-- AIM --
Reproduce the listing below word for word, with no pictures.

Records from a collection
....................

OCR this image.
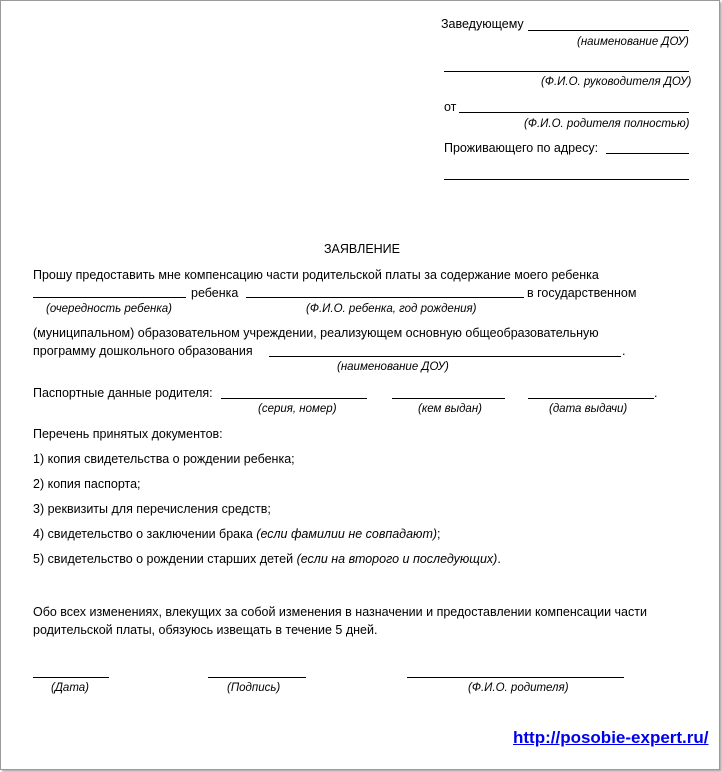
Заведующему
(наименование ДОУ)
(Ф.И.О. руководителя ДОУ)
от
(Ф.И.О. родителя полностью)
Проживающего по адресу:
ЗАЯВЛЕНИЕ
Прошу предоставить мне компенсацию части родительской платы за содержание моего ребенка
ребенка	в государственном
(очередность ребенка)	(Ф.И.О. ребенка, год рождения)
(муниципальном) образовательном учреждении, реализующем основную общеобразовательную
программу дошкольного образования	.
(наименование ДОУ)
Паспортные данные родителя:	.
(серия, номер)	(кем выдан)	(дата выдачи)
Перечень принятых документов:
1) копия свидетельства о рождении ребенка;
2) копия паспорта;
3) реквизиты для перечисления средств;
4) свидетельство о заключении брака (если фамилии не совпадают);
5) свидетельство о рождении старших детей (если на второго и последующих).
Обо всех изменениях, влекущих за собой изменения в назначении и предоставлении компенсации части
родительской платы, обязуюсь извещать в течение 5 дней.
(Дата)	(Подпись)	(Ф.И.О. родителя)
http://posobie-expert.ru/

....................

-- THE COMPLETED TASK --
OCR this image.
Заведующему
(наименование ДОУ)
(Ф.И.О. руководителя ДОУ)
от
(Ф.И.О. родителя полностью)
Проживающего по адресу:
ЗАЯВЛЕНИЕ
Прошу предоставить мне компенсацию части родительской платы за содержание моего ребенка
ребенка	в государственном
(очередность ребенка)	(Ф.И.О. ребенка, год рождения)
(муниципальном) образовательном учреждении, реализующем основную общеобразовательную
программу дошкольного образования	.
(наименование ДОУ)
Паспортные данные родителя:	.
(серия, номер)	(кем выдан)	(дата выдачи)
Перечень принятых документов:
1) копия свидетельства о рождении ребенка;
2) копия паспорта;
3) реквизиты для перечисления средств;
4) свидетельство о заключении брака (если фамилии не совпадают);
5) свидетельство о рождении старших детей (если на второго и последующих).
Обо всех изменениях, влекущих за собой изменения в назначении и предоставлении компенсации части
родительской платы, обязуюсь извещать в течение 5 дней.
(Дата)	(Подпись)	(Ф.И.О. родителя)
http://posobie-expert.ru/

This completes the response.